** Start Supplied data **

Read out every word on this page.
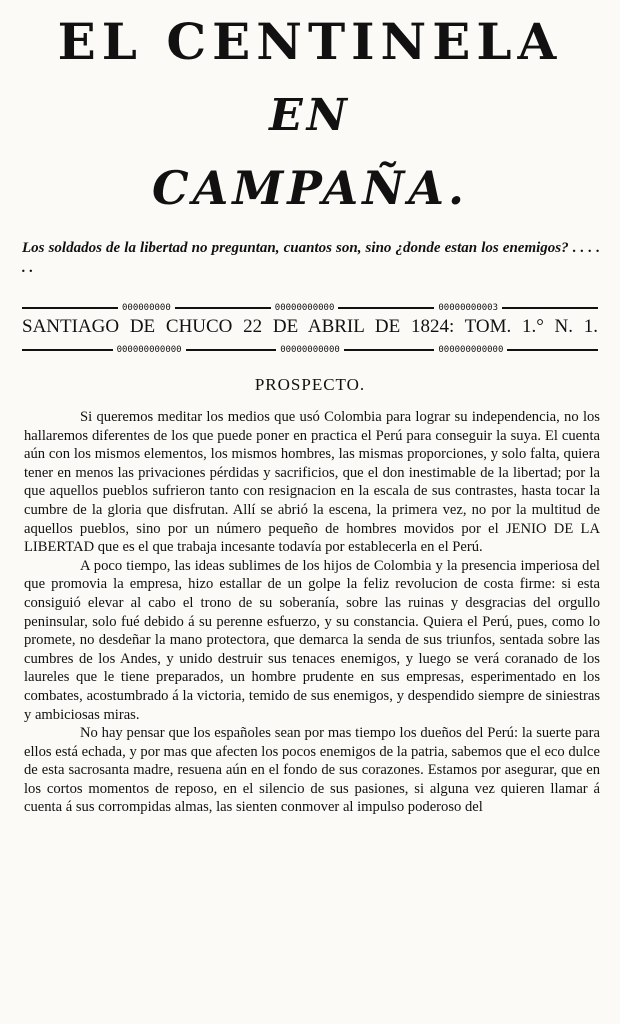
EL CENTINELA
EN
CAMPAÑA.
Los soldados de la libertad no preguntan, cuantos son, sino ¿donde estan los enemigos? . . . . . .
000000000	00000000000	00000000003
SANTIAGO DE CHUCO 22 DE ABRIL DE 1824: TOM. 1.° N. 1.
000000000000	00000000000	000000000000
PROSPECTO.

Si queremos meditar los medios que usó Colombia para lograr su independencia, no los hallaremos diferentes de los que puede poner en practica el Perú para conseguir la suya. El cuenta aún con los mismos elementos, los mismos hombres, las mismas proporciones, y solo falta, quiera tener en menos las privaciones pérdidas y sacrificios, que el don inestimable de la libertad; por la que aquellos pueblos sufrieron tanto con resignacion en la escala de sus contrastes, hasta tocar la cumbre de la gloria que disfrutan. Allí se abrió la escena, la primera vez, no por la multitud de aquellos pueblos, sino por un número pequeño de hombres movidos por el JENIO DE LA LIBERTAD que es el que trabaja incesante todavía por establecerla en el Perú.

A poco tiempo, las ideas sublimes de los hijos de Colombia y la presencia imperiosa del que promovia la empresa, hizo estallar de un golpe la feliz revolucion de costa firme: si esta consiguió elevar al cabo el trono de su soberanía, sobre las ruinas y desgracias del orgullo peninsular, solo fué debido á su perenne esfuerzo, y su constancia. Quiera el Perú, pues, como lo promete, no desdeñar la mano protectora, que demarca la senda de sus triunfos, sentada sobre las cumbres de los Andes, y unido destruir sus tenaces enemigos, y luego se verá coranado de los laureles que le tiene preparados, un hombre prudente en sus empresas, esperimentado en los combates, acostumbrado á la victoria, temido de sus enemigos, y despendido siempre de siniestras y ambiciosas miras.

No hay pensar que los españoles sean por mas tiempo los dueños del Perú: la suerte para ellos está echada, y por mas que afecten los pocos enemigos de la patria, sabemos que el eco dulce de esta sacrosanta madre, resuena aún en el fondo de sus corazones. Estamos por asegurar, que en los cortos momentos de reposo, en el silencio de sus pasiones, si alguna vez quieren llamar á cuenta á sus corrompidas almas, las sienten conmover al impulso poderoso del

** End Supplied data **

| Request |
Restate the data above word for word. Do not include the images.

| Final result |
Read out every word on this page.
EL CENTINELA
EN
CAMPAÑA.
Los soldados de la libertad no preguntan, cuantos son, sino ¿donde estan los enemigos? . . . . . .
000000000	00000000000	00000000003
SANTIAGO DE CHUCO 22 DE ABRIL DE 1824: TOM. 1.° N. 1.
000000000000	00000000000	000000000000
PROSPECTO.

Si queremos meditar los medios que usó Colombia para lograr su independencia, no los hallaremos diferentes de los que puede poner en practica el Perú para conseguir la suya. El cuenta aún con los mismos elementos, los mismos hombres, las mismas proporciones, y solo falta, quiera tener en menos las privaciones pérdidas y sacrificios, que el don inestimable de la libertad; por la que aquellos pueblos sufrieron tanto con resignacion en la escala de sus contrastes, hasta tocar la cumbre de la gloria que disfrutan. Allí se abrió la escena, la primera vez, no por la multitud de aquellos pueblos, sino por un número pequeño de hombres movidos por el JENIO DE LA LIBERTAD que es el que trabaja incesante todavía por establecerla en el Perú.

A poco tiempo, las ideas sublimes de los hijos de Colombia y la presencia imperiosa del que promovia la empresa, hizo estallar de un golpe la feliz revolucion de costa firme: si esta consiguió elevar al cabo el trono de su soberanía, sobre las ruinas y desgracias del orgullo peninsular, solo fué debido á su perenne esfuerzo, y su constancia. Quiera el Perú, pues, como lo promete, no desdeñar la mano protectora, que demarca la senda de sus triunfos, sentada sobre las cumbres de los Andes, y unido destruir sus tenaces enemigos, y luego se verá coranado de los laureles que le tiene preparados, un hombre prudente en sus empresas, esperimentado en los combates, acostumbrado á la victoria, temido de sus enemigos, y despendido siempre de siniestras y ambiciosas miras.

No hay pensar que los españoles sean por mas tiempo los dueños del Perú: la suerte para ellos está echada, y por mas que afecten los pocos enemigos de la patria, sabemos que el eco dulce de esta sacrosanta madre, resuena aún en el fondo de sus corazones. Estamos por asegurar, que en los cortos momentos de reposo, en el silencio de sus pasiones, si alguna vez quieren llamar á cuenta á sus corrompidas almas, las sienten conmover al impulso poderoso del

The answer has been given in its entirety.